Start of Material supplied
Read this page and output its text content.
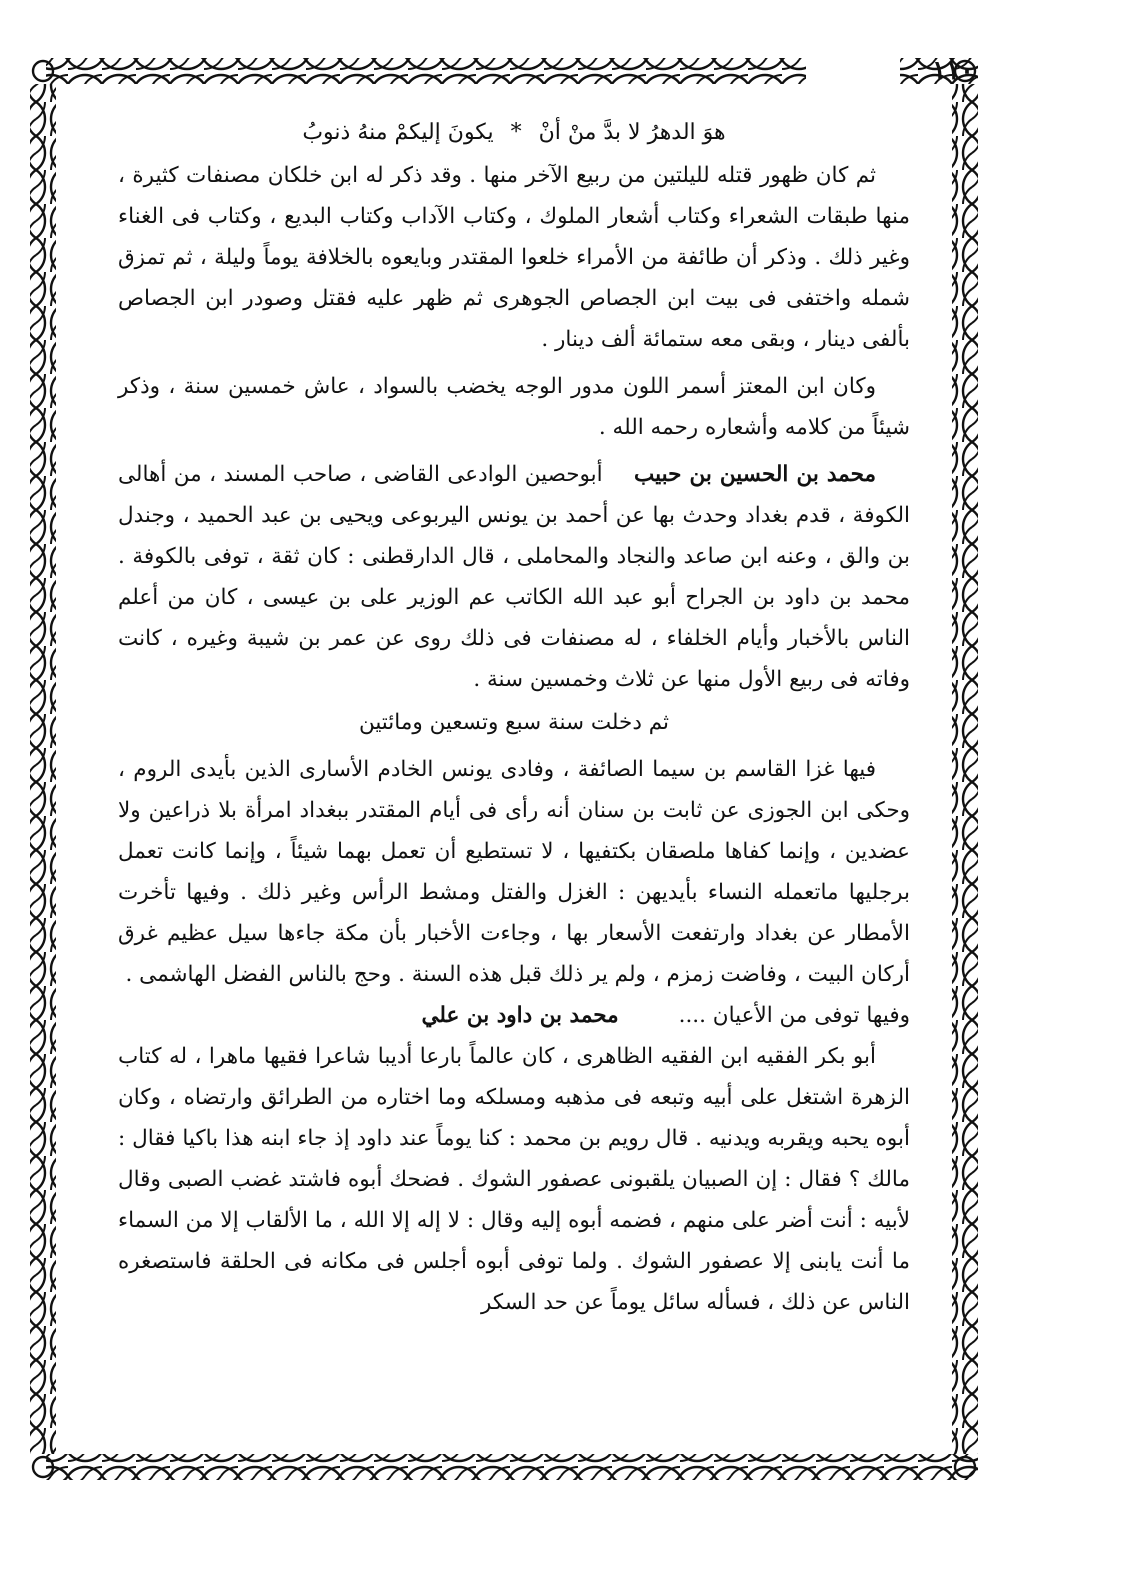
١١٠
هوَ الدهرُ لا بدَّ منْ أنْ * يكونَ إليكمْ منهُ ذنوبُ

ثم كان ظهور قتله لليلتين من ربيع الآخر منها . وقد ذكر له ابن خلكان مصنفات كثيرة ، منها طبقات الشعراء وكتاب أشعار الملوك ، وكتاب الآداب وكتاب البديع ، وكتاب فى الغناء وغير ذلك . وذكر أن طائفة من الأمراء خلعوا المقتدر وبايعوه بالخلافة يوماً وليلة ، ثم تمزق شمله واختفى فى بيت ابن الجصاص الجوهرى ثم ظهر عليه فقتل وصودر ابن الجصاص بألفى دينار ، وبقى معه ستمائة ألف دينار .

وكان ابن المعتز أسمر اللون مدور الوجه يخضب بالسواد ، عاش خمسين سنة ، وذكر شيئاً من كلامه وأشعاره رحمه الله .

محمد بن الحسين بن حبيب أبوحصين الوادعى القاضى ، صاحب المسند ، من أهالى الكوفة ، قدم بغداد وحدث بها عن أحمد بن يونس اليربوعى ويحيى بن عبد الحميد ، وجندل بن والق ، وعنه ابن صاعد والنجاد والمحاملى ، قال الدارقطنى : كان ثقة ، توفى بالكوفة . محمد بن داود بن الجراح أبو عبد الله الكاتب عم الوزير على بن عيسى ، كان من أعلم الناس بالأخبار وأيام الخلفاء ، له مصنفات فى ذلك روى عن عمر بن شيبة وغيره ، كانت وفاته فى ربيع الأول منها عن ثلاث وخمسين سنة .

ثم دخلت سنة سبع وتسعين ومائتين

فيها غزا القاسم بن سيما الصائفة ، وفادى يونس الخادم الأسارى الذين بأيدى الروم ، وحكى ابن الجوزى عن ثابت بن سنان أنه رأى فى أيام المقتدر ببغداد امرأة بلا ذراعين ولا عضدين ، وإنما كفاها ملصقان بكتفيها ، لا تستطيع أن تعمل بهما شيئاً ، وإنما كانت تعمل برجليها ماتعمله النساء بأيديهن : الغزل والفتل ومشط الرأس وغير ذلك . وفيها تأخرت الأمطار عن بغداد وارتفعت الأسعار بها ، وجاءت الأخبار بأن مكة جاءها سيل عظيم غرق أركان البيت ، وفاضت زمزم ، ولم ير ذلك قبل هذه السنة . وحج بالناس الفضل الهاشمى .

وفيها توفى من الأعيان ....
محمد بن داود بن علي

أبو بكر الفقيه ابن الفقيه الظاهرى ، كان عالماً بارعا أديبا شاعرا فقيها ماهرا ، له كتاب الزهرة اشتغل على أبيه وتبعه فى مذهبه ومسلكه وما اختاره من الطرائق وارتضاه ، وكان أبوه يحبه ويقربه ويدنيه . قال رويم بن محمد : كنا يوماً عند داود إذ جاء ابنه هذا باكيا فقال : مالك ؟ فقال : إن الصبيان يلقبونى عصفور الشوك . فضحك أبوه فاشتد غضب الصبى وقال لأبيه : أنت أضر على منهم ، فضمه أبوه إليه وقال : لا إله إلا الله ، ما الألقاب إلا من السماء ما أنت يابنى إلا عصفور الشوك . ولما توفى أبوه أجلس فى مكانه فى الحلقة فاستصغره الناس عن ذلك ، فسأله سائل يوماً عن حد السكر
End of Material supplied
Start of Material supplied
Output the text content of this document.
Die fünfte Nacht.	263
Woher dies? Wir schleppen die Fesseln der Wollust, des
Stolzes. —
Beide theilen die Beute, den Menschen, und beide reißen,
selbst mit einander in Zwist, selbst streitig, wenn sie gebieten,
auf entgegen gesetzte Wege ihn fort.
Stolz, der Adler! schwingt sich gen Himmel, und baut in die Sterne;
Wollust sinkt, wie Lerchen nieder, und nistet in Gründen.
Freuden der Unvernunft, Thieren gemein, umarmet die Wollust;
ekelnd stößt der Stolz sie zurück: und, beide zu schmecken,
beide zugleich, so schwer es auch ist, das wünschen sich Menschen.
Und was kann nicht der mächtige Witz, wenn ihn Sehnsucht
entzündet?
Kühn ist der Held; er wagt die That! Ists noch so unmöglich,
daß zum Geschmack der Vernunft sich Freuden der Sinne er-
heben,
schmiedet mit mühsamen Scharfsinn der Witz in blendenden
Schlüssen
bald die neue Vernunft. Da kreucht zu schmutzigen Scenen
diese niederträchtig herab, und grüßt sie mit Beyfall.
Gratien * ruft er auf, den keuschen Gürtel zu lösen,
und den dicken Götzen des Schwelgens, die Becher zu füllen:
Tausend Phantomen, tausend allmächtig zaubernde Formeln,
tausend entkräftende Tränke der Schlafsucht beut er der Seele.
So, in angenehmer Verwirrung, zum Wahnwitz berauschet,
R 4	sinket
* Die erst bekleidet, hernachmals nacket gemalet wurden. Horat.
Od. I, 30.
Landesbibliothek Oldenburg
End of Material supplied
Start of Material supplied
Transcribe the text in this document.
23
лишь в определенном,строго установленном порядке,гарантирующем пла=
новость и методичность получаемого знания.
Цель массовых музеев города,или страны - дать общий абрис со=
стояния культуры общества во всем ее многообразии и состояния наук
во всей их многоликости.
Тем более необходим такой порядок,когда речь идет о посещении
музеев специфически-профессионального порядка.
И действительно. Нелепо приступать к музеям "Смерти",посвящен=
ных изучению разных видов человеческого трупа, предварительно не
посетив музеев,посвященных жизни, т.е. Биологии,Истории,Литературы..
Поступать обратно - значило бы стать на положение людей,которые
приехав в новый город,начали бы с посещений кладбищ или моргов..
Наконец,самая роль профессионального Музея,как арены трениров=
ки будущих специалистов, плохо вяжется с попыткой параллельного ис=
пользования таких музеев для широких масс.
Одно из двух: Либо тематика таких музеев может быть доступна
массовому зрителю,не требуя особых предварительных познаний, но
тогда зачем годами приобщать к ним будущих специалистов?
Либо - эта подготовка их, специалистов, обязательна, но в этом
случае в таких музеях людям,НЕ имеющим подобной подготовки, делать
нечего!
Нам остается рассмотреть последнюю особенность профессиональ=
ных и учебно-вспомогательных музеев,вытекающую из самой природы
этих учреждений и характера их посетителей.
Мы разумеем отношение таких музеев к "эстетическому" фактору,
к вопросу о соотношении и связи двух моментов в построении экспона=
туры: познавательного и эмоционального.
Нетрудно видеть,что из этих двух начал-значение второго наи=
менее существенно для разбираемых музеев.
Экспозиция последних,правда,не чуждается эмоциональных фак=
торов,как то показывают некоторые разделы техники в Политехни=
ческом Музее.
End of Material supplied
Given task: State how many lines of the records above contain the word "content", and give only that number.

Worked answer: 2